Check each line of the material. Copy those containing "HARUS".

--- --- ---

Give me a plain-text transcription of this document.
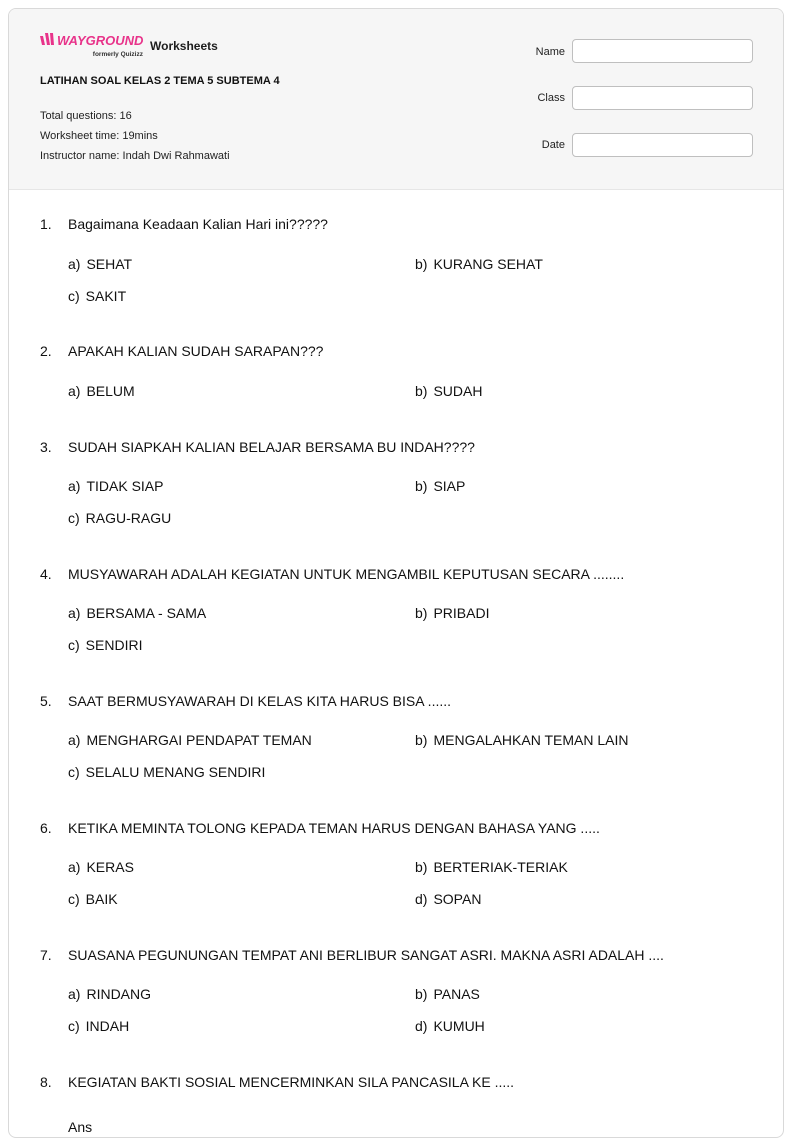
WAYGROUND
formerly Quizizz
Worksheets
LATIHAN SOAL KELAS 2 TEMA 5 SUBTEMA 4
Total questions: 16
Worksheet time: 19mins
Instructor name: Indah Dwi Rahmawati
Name
Class
Date
1. Bagaimana Keadaan Kalian Hari ini?????
a) SEHAT	b) KURANG SEHAT
c) SAKIT
2. APAKAH KALIAN SUDAH SARAPAN???
a) BELUM	b) SUDAH
3. SUDAH SIAPKAH KALIAN BELAJAR BERSAMA BU INDAH????
a) TIDAK SIAP	b) SIAP
c) RAGU-RAGU
4. MUSYAWARAH ADALAH KEGIATAN UNTUK MENGAMBIL KEPUTUSAN SECARA ........
a) BERSAMA - SAMA	b) PRIBADI
c) SENDIRI
5. SAAT BERMUSYAWARAH DI KELAS KITA HARUS BISA ......
a) MENGHARGAI PENDAPAT TEMAN	b) MENGALAHKAN TEMAN LAIN
c) SELALU MENANG SENDIRI
6. KETIKA MEMINTA TOLONG KEPADA TEMAN HARUS DENGAN BAHASA YANG .....
a) KERAS	b) BERTERIAK-TERIAK
c) BAIK	d) SOPAN
7. SUASANA PEGUNUNGAN TEMPAT ANI BERLIBUR SANGAT ASRI. MAKNA ASRI ADALAH ....
a) RINDANG	b) PANAS
c) INDAH	d) KUMUH
8. KEGIATAN BAKTI SOSIAL MENCERMINKAN SILA PANCASILA KE .....
Ans
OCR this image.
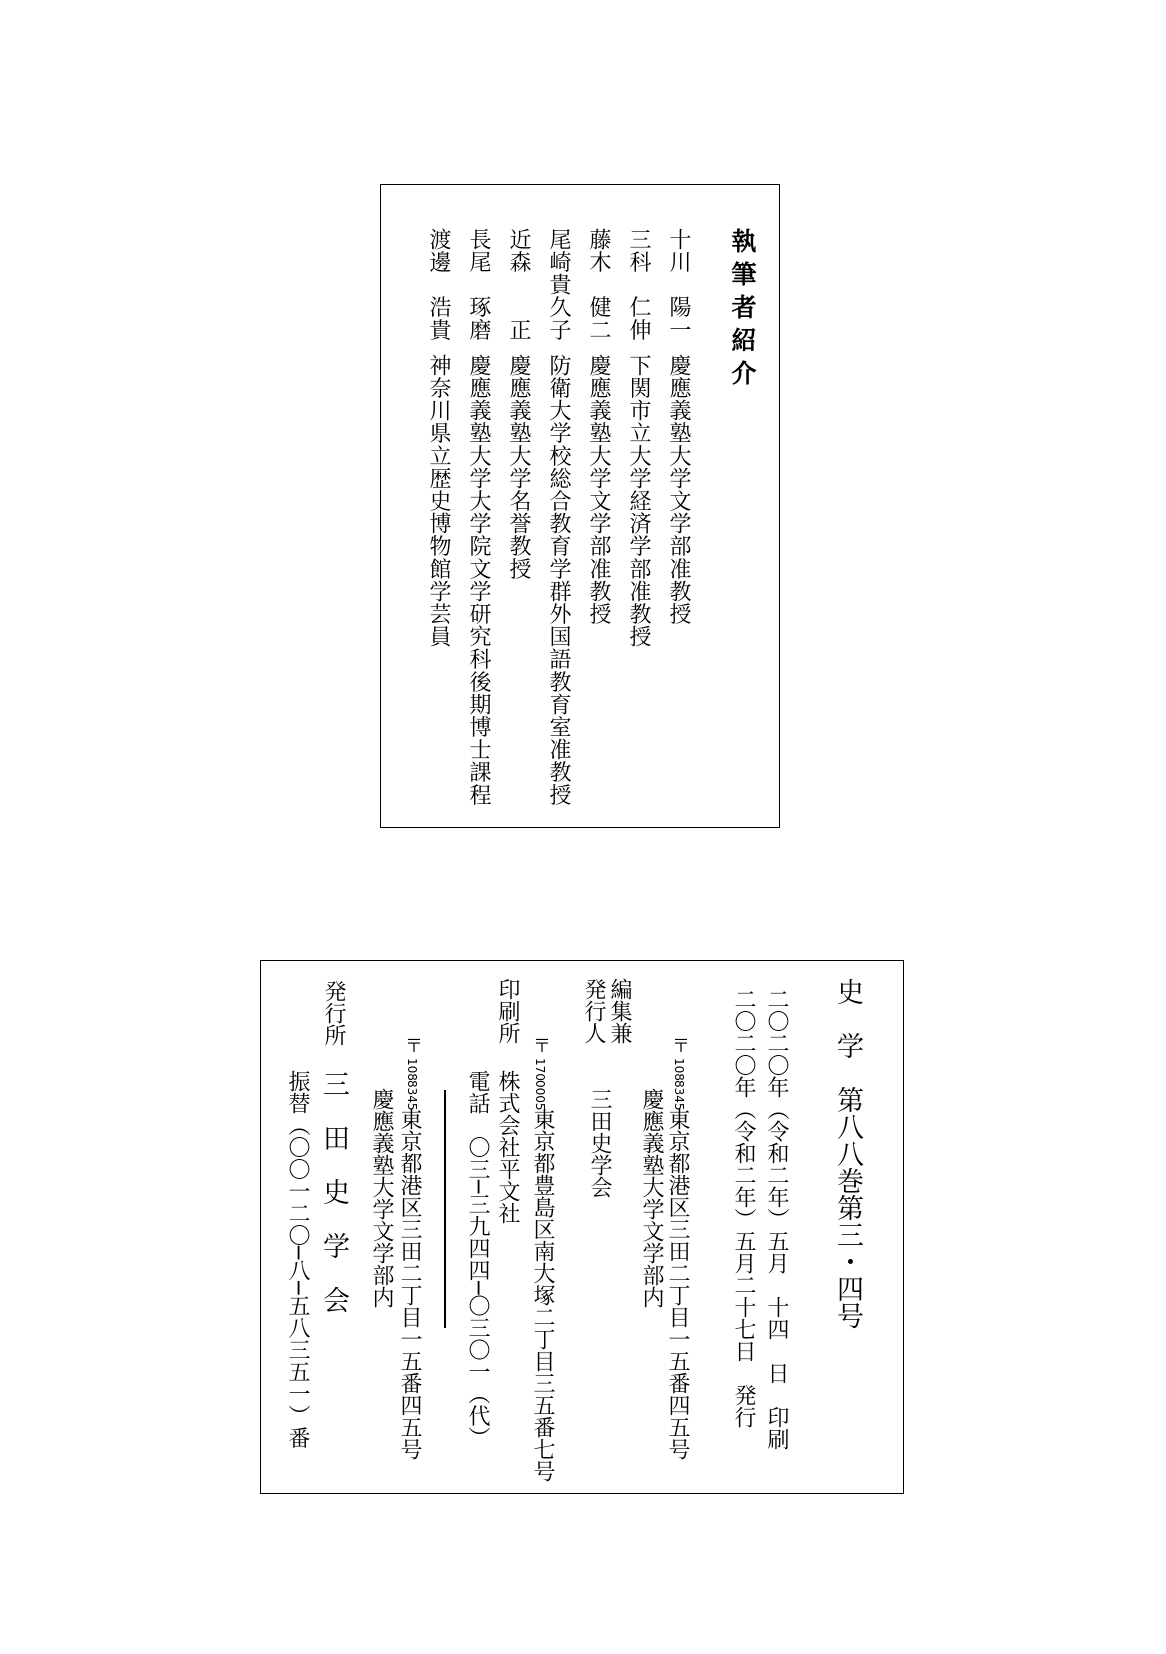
執筆者紹介
十川　陽一
慶應義塾大学文学部准教授
三科　仁伸
下関市立大学経済学部准教授
藤木　健二
慶應義塾大学文学部准教授
尾崎貴久子
防衛大学校総合教育学群外国語教育室准教授
近森　　正
慶應義塾大学名誉教授
長尾　琢磨
慶應義塾大学大学院文学研究科後期博士課程
渡邊　浩貴
神奈川県立歴史博物館学芸員
史　学　第八八巻第三・四号
二〇二〇年（令和二年）五月　十四　日　印刷
二〇二〇年（令和二年）五月二十七日　発行
編集兼
発行人
〒
108
8345
東京都港区三田二丁目一五番四五号
慶應義塾大学文学部内
三田史学会
印刷所
〒
170
0005
東京都豊島区南大塚二丁目三五番七号
株式会社平文社
電話　〇三─三九四四─〇三〇一（代）
発行所	〒
108
8345
東京都港区三田二丁目一五番四五号
慶應義塾大学文学部内
三　田　史　学　会
振替（〇〇一二〇─八─五八三五一）番
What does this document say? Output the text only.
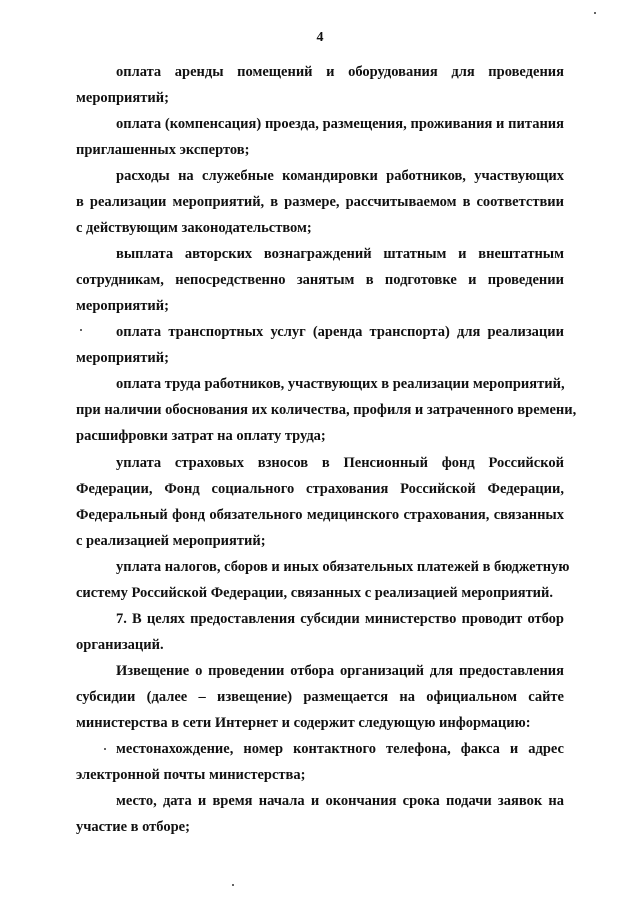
4
оплата аренды помещений и оборудования для проведения
мероприятий;
оплата (компенсация) проезда, размещения, проживания и питания
приглашенных экспертов;
расходы на служебные командировки работников, участвующих
в реализации мероприятий, в размере, рассчитываемом в соответствии
с действующим законодательством;
выплата авторских вознаграждений штатным и внештатным
сотрудникам, непосредственно занятым в подготовке и проведении
мероприятий;
оплата транспортных услуг (аренда транспорта) для реализации
мероприятий;
оплата труда работников, участвующих в реализации мероприятий,
при наличии обоснования их количества, профиля и затраченного времени,
расшифровки затрат на оплату труда;
уплата страховых взносов в Пенсионный фонд Российской
Федерации, Фонд социального страхования Российской Федерации,
Федеральный фонд обязательного медицинского страхования, связанных
с реализацией мероприятий;
уплата налогов, сборов и иных обязательных платежей в бюджетную
систему Российской Федерации, связанных с реализацией мероприятий.
7. В целях предоставления субсидии министерство проводит отбор
организаций.
Извещение о проведении отбора организаций для предоставления
субсидии (далее – извещение) размещается на официальном сайте
министерства в сети Интернет и содержит следующую информацию:
местонахождение, номер контактного телефона, факса и адрес
электронной почты министерства;
место, дата и время начала и окончания срока подачи заявок на
участие в отборе;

--- --- ---

* **Completed task**:
5. SAAT BERMUSYAWARAH DI KELAS KITA HARUS BISA ......
6. KETIKA MEMINTA TOLONG KEPADA TEMAN HARUS DENGAN BAHASA YANG .....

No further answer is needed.